[Saved data entries]

** Start **

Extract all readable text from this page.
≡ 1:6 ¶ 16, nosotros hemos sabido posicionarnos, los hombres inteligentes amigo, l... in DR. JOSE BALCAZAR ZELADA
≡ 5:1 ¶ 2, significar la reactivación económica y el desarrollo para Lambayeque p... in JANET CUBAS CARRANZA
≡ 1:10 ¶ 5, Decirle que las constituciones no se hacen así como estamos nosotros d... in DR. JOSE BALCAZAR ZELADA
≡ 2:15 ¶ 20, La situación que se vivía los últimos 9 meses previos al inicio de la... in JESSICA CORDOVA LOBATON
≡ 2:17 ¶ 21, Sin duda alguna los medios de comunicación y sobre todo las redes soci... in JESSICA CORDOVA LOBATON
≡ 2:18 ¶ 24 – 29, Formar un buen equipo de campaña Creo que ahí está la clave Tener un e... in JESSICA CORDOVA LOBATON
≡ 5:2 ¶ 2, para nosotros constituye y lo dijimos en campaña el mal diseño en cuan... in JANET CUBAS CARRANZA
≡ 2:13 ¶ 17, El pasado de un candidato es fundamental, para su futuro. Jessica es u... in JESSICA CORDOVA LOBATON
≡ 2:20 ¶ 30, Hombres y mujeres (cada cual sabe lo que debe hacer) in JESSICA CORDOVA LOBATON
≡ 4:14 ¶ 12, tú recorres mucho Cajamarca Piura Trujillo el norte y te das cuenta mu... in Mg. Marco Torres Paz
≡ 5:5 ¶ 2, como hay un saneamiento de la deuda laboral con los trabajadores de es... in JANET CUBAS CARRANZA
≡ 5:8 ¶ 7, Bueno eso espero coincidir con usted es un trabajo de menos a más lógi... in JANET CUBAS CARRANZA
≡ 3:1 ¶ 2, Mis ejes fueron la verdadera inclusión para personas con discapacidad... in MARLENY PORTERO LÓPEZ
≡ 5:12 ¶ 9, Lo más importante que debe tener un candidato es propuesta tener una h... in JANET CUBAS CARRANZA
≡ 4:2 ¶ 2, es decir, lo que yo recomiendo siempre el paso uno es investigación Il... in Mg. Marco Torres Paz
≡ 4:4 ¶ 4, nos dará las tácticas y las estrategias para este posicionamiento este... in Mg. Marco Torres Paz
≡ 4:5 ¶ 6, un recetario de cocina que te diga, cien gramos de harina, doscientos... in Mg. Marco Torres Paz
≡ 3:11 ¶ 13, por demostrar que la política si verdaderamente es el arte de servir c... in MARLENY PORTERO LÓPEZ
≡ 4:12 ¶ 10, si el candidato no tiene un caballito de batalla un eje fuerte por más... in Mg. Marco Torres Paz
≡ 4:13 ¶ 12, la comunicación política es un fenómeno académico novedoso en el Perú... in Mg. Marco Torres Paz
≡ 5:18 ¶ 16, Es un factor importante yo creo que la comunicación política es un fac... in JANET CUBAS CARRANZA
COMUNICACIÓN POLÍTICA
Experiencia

** End **

_Problem requirements_
Reply with one number: the count of lines in the entries that include the word "LOBATON".

_Written solution_
5